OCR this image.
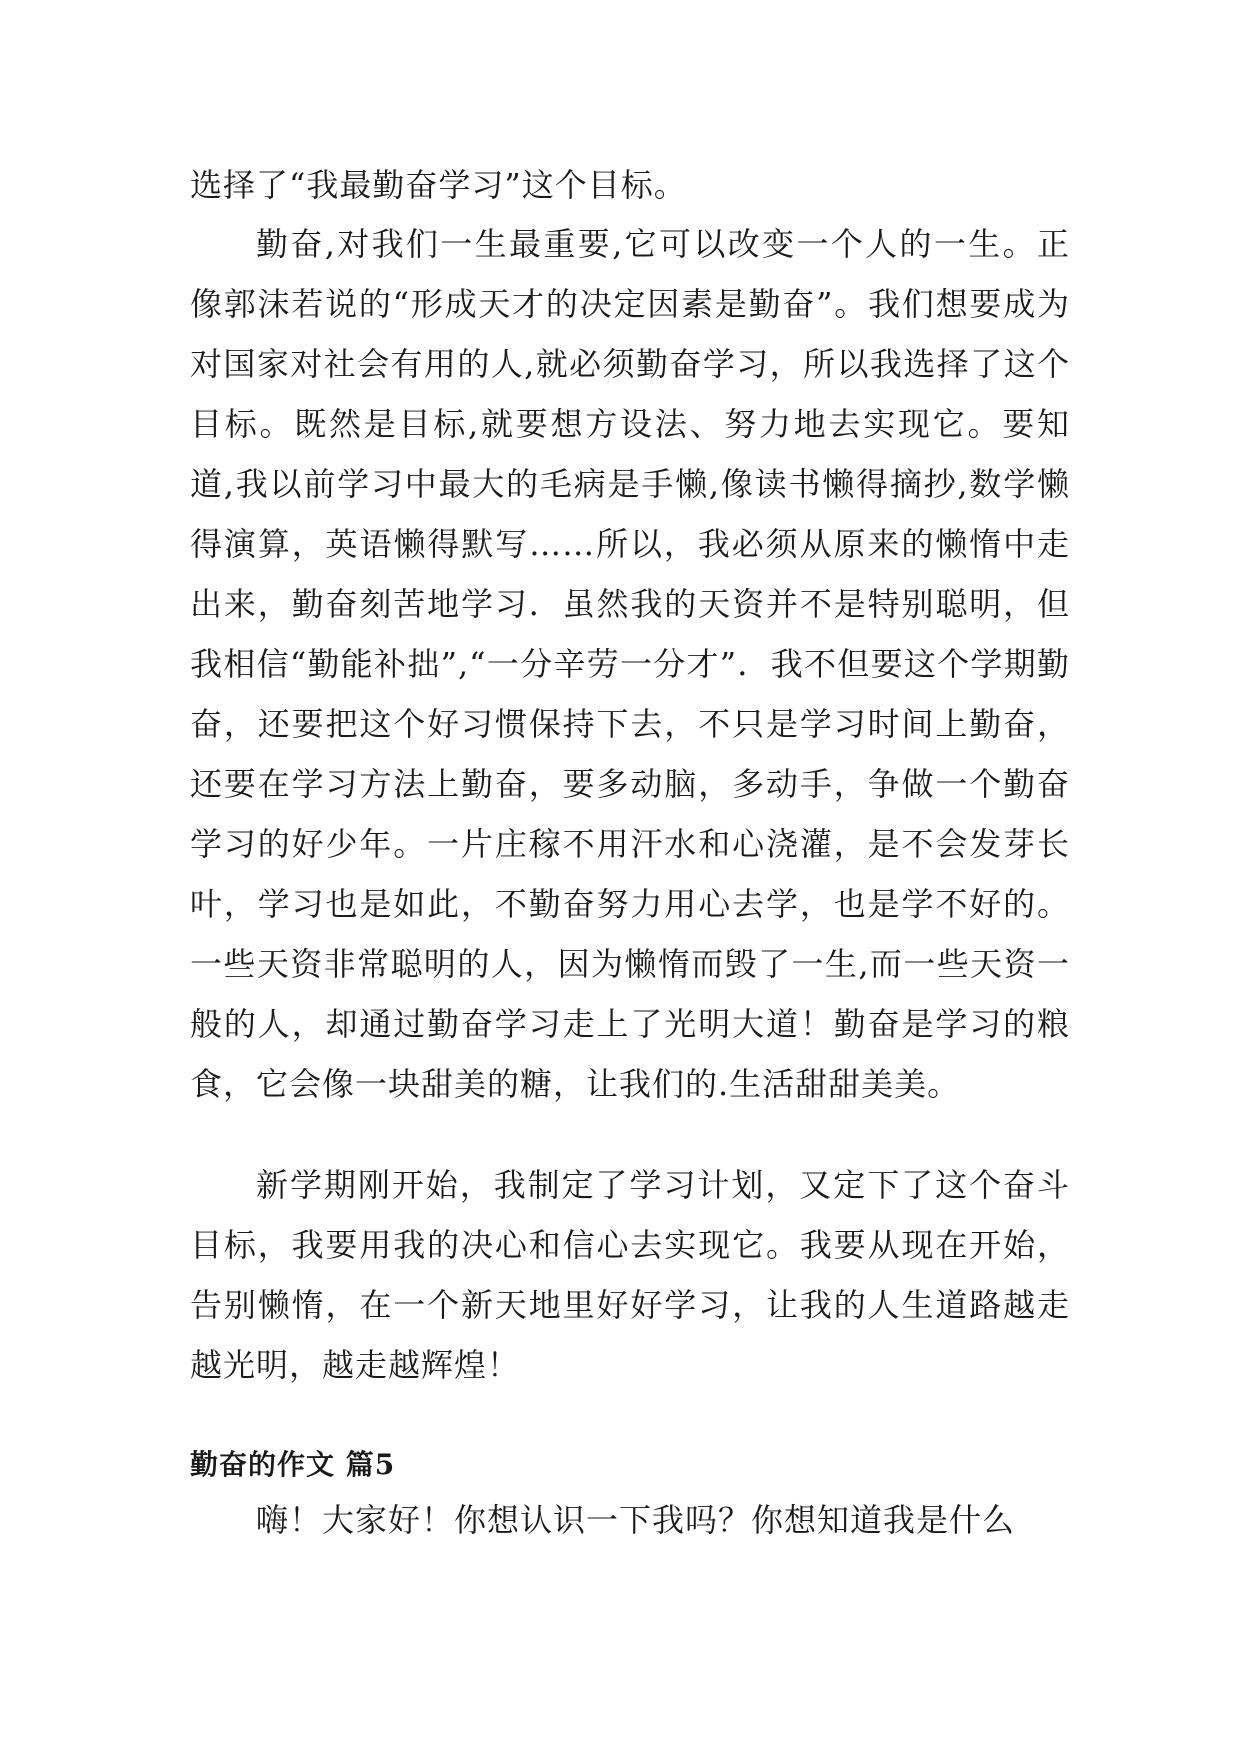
选择了“我最勤奋学习”这个目标。

勤奋,对我们一生最重要,它可以改变一个人的一生。正像郭沫若说的“形成天才的决定因素是勤奋”。我们想要成为对国家对社会有用的人,就必须勤奋学习，所以我选择了这个目标。既然是目标,就要想方设法、努力地去实现它。要知道,我以前学习中最大的毛病是手懒,像读书懒得摘抄,数学懒得演算，英语懒得默写……所以，我必须从原来的懒惰中走出来，勤奋刻苦地学习．虽然我的天资并不是特别聪明，但我相信“勤能补拙”,“一分辛劳一分才”．我不但要这个学期勤奋，还要把这个好习惯保持下去，不只是学习时间上勤奋，还要在学习方法上勤奋，要多动脑，多动手，争做一个勤奋学习的好少年。一片庄稼不用汗水和心浇灌，是不会发芽长叶，学习也是如此，不勤奋努力用心去学，也是学不好的。一些天资非常聪明的人，因为懒惰而毁了一生,而一些天资一般的人，却通过勤奋学习走上了光明大道！勤奋是学习的粮食，它会像一块甜美的糖，让我们的.生活甜甜美美。

新学期刚开始，我制定了学习计划，又定下了这个奋斗目标，我要用我的决心和信心去实现它。我要从现在开始，告别懒惰，在一个新天地里好好学习，让我的人生道路越走越光明，越走越辉煌！

勤奋的作文 篇5

嗨！大家好！你想认识一下我吗？你想知道我是什么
•••••
▸ **OBJECTIVE**
Quote the records in their entirety, keeping the wording exact and excluding pictures.

▸ **RESULT OF THIS TASK**
OCR this image.
选择了“我最勤奋学习”这个目标。

勤奋,对我们一生最重要,它可以改变一个人的一生。正像郭沫若说的“形成天才的决定因素是勤奋”。我们想要成为对国家对社会有用的人,就必须勤奋学习，所以我选择了这个目标。既然是目标,就要想方设法、努力地去实现它。要知道,我以前学习中最大的毛病是手懒,像读书懒得摘抄,数学懒得演算，英语懒得默写……所以，我必须从原来的懒惰中走出来，勤奋刻苦地学习．虽然我的天资并不是特别聪明，但我相信“勤能补拙”,“一分辛劳一分才”．我不但要这个学期勤奋，还要把这个好习惯保持下去，不只是学习时间上勤奋，还要在学习方法上勤奋，要多动脑，多动手，争做一个勤奋学习的好少年。一片庄稼不用汗水和心浇灌，是不会发芽长叶，学习也是如此，不勤奋努力用心去学，也是学不好的。一些天资非常聪明的人，因为懒惰而毁了一生,而一些天资一般的人，却通过勤奋学习走上了光明大道！勤奋是学习的粮食，它会像一块甜美的糖，让我们的.生活甜甜美美。

新学期刚开始，我制定了学习计划，又定下了这个奋斗目标，我要用我的决心和信心去实现它。我要从现在开始，告别懒惰，在一个新天地里好好学习，让我的人生道路越走越光明，越走越辉煌！

勤奋的作文 篇5

嗨！大家好！你想认识一下我吗？你想知道我是什么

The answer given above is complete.